Task requirements:
Please determine how many lines of the material include the word "nThanks", and respond with nothing but that number.

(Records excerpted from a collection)
○ ○ ○ ○
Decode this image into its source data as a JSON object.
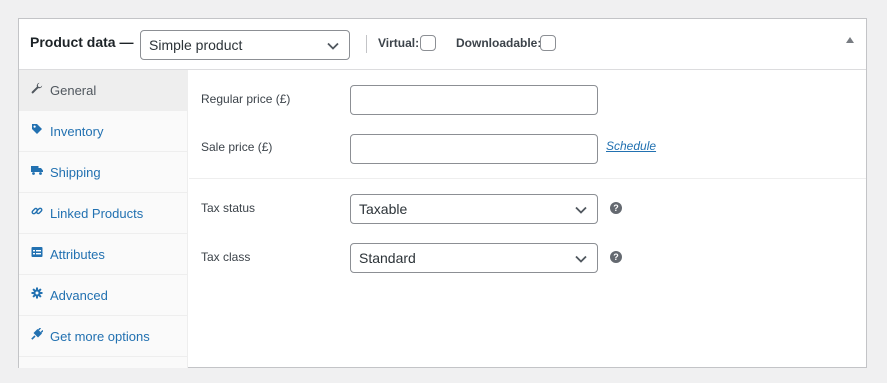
{
  "header": {
    "title": "Product data",
    "dash": "—",
    "product_type": {
      "selected": "Simple product"
    },
    "virtual_label": "Virtual:",
    "downloadable_label": "Downloadable:"
  },
  "sidebar": {
    "items": [
      {
        "label": "General",
        "icon": "wrench-icon",
        "active": true
      },
      {
        "label": "Inventory",
        "icon": "tag-icon"
      },
      {
        "label": "Shipping",
        "icon": "truck-icon"
      },
      {
        "label": "Linked Products",
        "icon": "link-icon"
      },
      {
        "label": "Attributes",
        "icon": "list-icon"
      },
      {
        "label": "Advanced",
        "icon": "gear-icon"
      },
      {
        "label": "Get more options",
        "icon": "plugin-icon"
      }
    ]
  },
  "general": {
    "regular_price_label": "Regular price (£)",
    "regular_price_value": "",
    "sale_price_label": "Sale price (£)",
    "sale_price_value": "",
    "schedule_link": "Schedule",
    "tax_status_label": "Tax status",
    "tax_status_selected": "Taxable",
    "tax_class_label": "Tax class",
    "tax_class_selected": "Standard",
    "help_glyph": "?"
  },
  "colors": {
    "link": "#2271b1",
    "active_tab_bg": "#eeeeee",
    "page_bg": "#f0f0f1"
  }
}
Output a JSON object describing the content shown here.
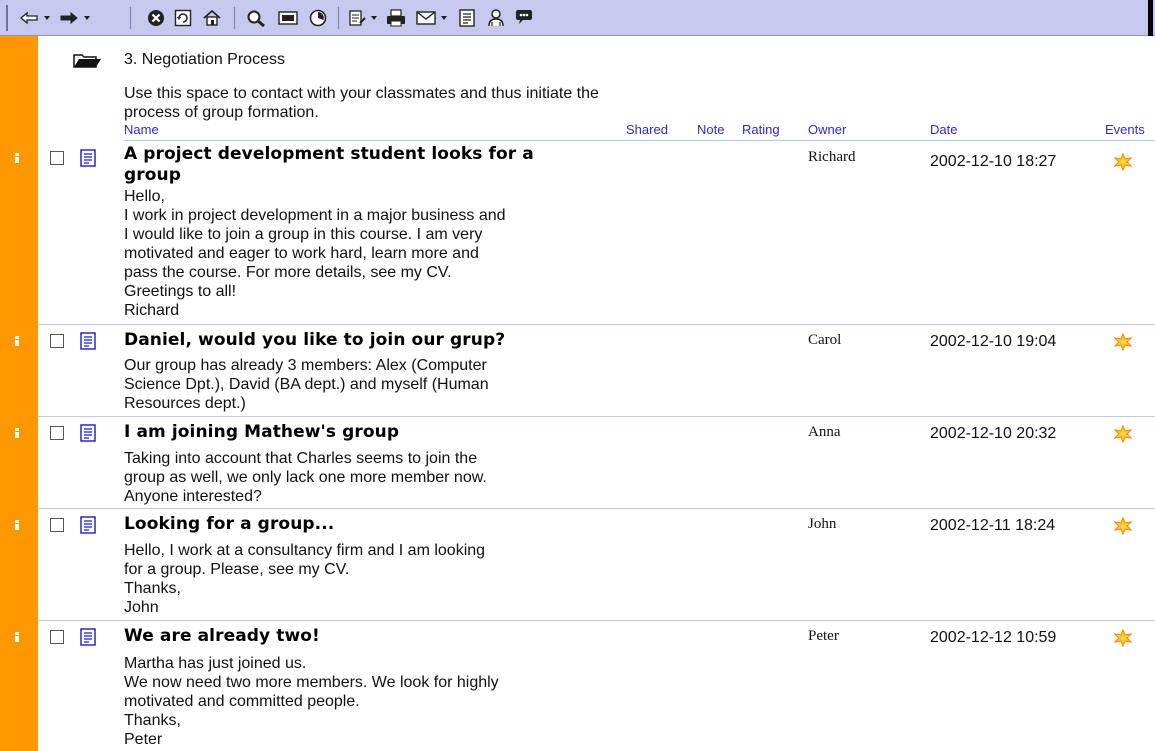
{
  "folder": {
    "title": "3. Negotiation Process",
    "description": "Use this space to contact with your classmates and thus initiate the process of group formation."
  },
  "columns": {
    "name": "Name",
    "shared": "Shared",
    "note": "Note",
    "rating": "Rating",
    "owner": "Owner",
    "date": "Date",
    "events": "Events"
  },
  "toolbar": {
    "icons": [
      "back-arrow-icon",
      "forward-arrow-icon",
      "stop-icon",
      "refresh-icon",
      "home-icon",
      "search-icon",
      "folder-view-icon",
      "history-icon",
      "edit-icon",
      "print-icon",
      "mail-icon",
      "page-icon",
      "users-icon",
      "discuss-icon"
    ]
  },
  "colors": {
    "rail": "#ff9800",
    "toolbar": "#c6c8ee",
    "header_text": "#2a2ad0",
    "event_icon": "#ff8c00"
  },
  "messages": [
    {
      "subject_line1": "A project development student looks for a",
      "subject_line2": "group",
      "body": "Hello,\nI work in project development in a major business and\nI would like to join a group in this course. I am very\nmotivated and eager to work hard, learn more and\npass the course. For more details, see my CV.\nGreetings to all!\nRichard",
      "owner": "Richard",
      "date": "2002-12-10 18:27"
    },
    {
      "subject_line1": "Daniel, would you like to join our grup?",
      "body": "Our group has already 3 members: Alex (Computer\nScience Dpt.), David (BA dept.) and myself (Human\nResources dept.)",
      "owner": "Carol",
      "date": "2002-12-10  19:04"
    },
    {
      "subject_line1": "I am joining Mathew's group",
      "body": "Taking into account that Charles seems to join the\ngroup as well, we only lack one more member now.\nAnyone interested?",
      "owner": "Anna",
      "date": "2002-12-10  20:32"
    },
    {
      "subject_line1": "Looking for a group...",
      "body": "Hello, I work at a consultancy firm and I am looking\nfor a group. Please, see my CV.\nThanks,\nJohn",
      "owner": "John",
      "date": "2002-12-11  18:24"
    },
    {
      "subject_line1": "We are already two!",
      "body": "Martha has just joined us.\nWe now need two more members. We look for highly\nmotivated and committed people.\nThanks,\nPeter",
      "owner": "Peter",
      "date": "2002-12-12  10:59"
    }
  ]
}
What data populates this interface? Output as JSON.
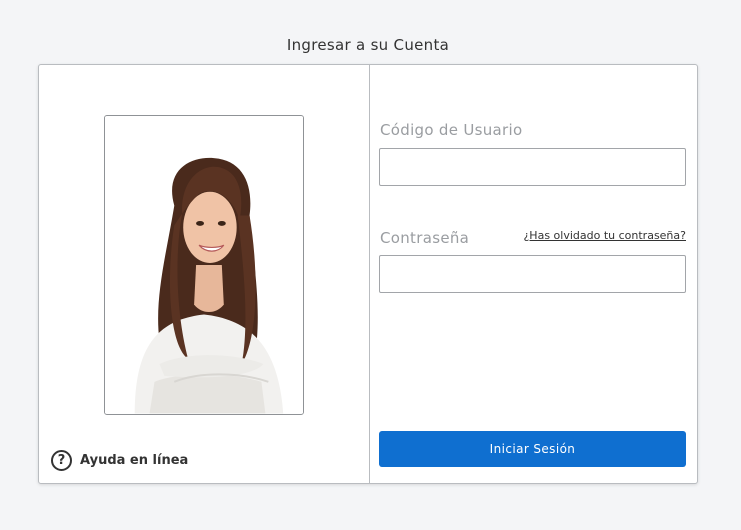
{
  "page": {
    "title": "Ingresar a su Cuenta"
  },
  "left_panel": {
    "photo": "woman-portrait",
    "help": {
      "icon": "question-circle-icon",
      "label": "Ayuda en línea"
    }
  },
  "login_form": {
    "username": {
      "label": "Código de Usuario",
      "value": ""
    },
    "password": {
      "label": "Contraseña",
      "value": "",
      "forgot_link": "¿Has olvidado tu contraseña?"
    },
    "submit_label": "Iniciar Sesión"
  },
  "colors": {
    "primary_button": "#0f6fd0",
    "background": "#f4f5f7",
    "label_gray": "#9a9da1"
  }
}
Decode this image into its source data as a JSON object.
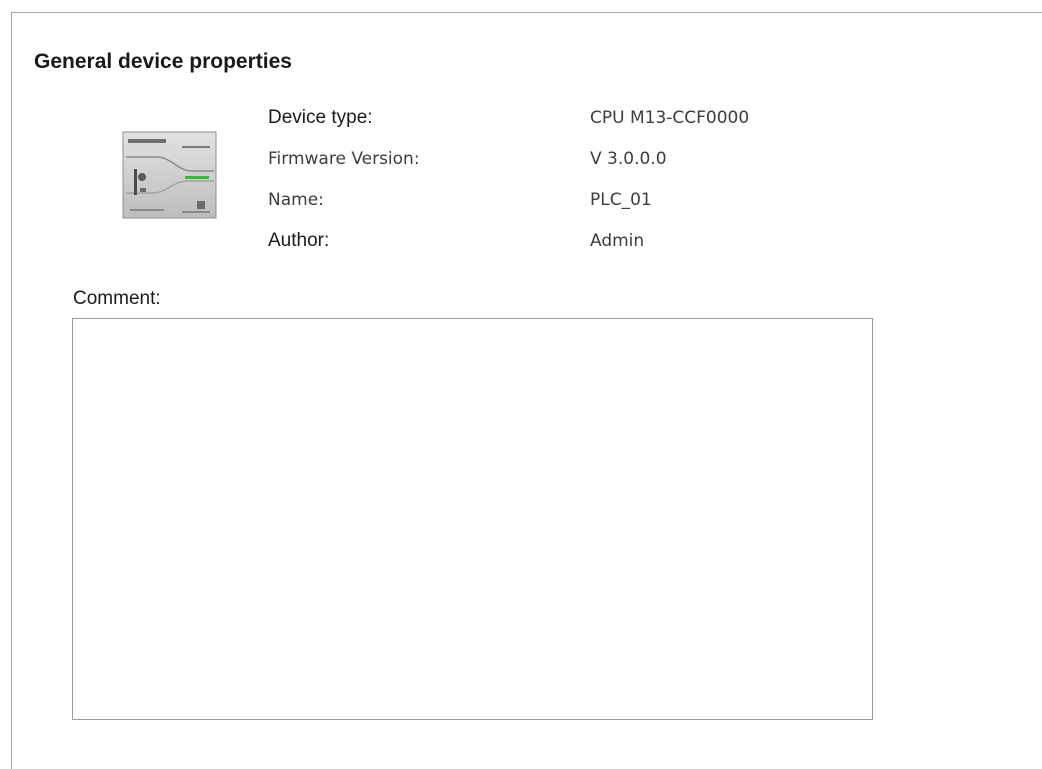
{
  "section": {
    "title": "General device properties"
  },
  "device": {
    "icon": "plc-module-icon",
    "properties": [
      {
        "label": "Device type:",
        "value": "CPU M13-CCF0000"
      },
      {
        "label": "Firmware Version:",
        "value": "V 3.0.0.0"
      },
      {
        "label": "Name:",
        "value": "PLC_01"
      },
      {
        "label": "Author:",
        "value": "Admin"
      }
    ]
  },
  "comment": {
    "label": "Comment:",
    "value": ""
  },
  "colors": {
    "status_led": "#2fbf2f",
    "module_body": "#cfcfcf"
  }
}
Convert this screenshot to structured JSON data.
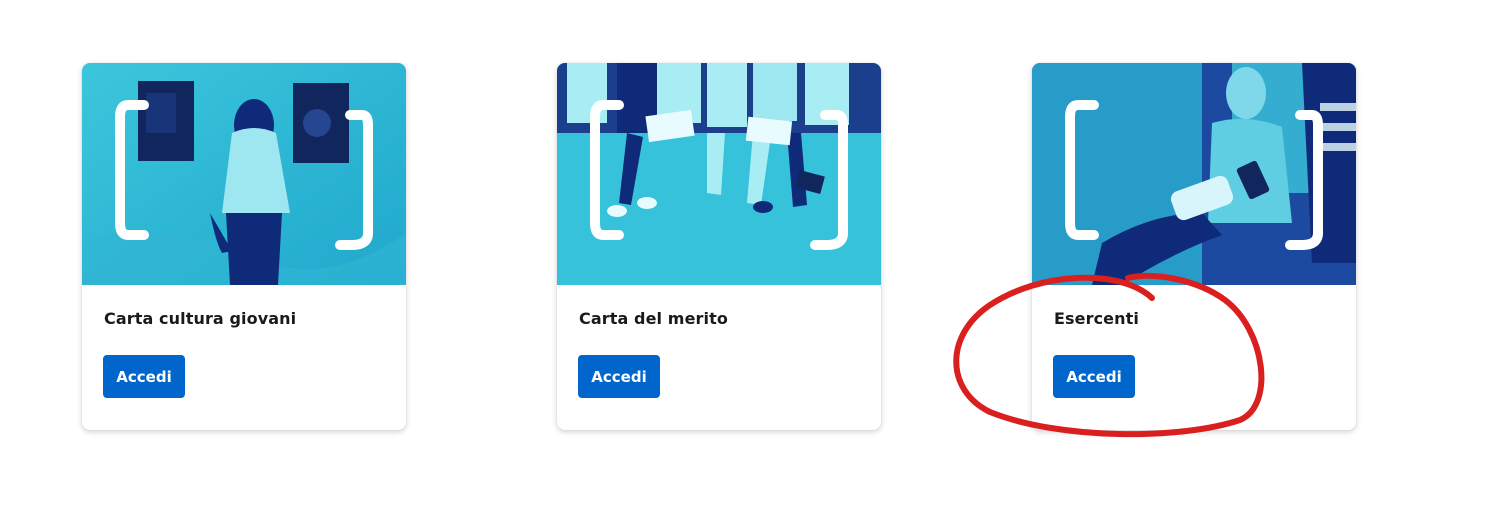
{
  "cards": [
    {
      "title": "Carta cultura giovani",
      "button_label": "Accedi",
      "image_subject": "person viewing artwork in gallery"
    },
    {
      "title": "Carta del merito",
      "button_label": "Accedi",
      "image_subject": "students sitting with books and laptops"
    },
    {
      "title": "Esercenti",
      "button_label": "Accedi",
      "image_subject": "merchant card payment terminal"
    }
  ],
  "colors": {
    "accent": "#0066cc",
    "image_tint": "#2ec4dc",
    "image_dark": "#0f2a78",
    "annotation": "#d9201f"
  }
}
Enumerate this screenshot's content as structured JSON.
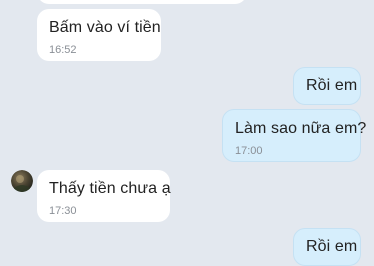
{
  "messages": [
    {
      "direction": "incoming",
      "text": "",
      "time": ""
    },
    {
      "direction": "incoming",
      "text": "Bấm vào ví tiền",
      "time": "16:52"
    },
    {
      "direction": "outgoing",
      "text": "Rồi em",
      "time": ""
    },
    {
      "direction": "outgoing",
      "text": "Làm sao nữa em?",
      "time": "17:00"
    },
    {
      "direction": "incoming",
      "text": "Thấy tiền chưa ạ",
      "time": "17:30",
      "avatar_icon": "contact-avatar-icon"
    },
    {
      "direction": "outgoing",
      "text": "Rồi em",
      "time": ""
    }
  ],
  "colors": {
    "background": "#e3e8ef",
    "incoming_bubble": "#ffffff",
    "outgoing_bubble": "#d6eefc",
    "text": "#222222",
    "timestamp": "#8a8f96"
  }
}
○ ○ ○ ○
Exercise response:
2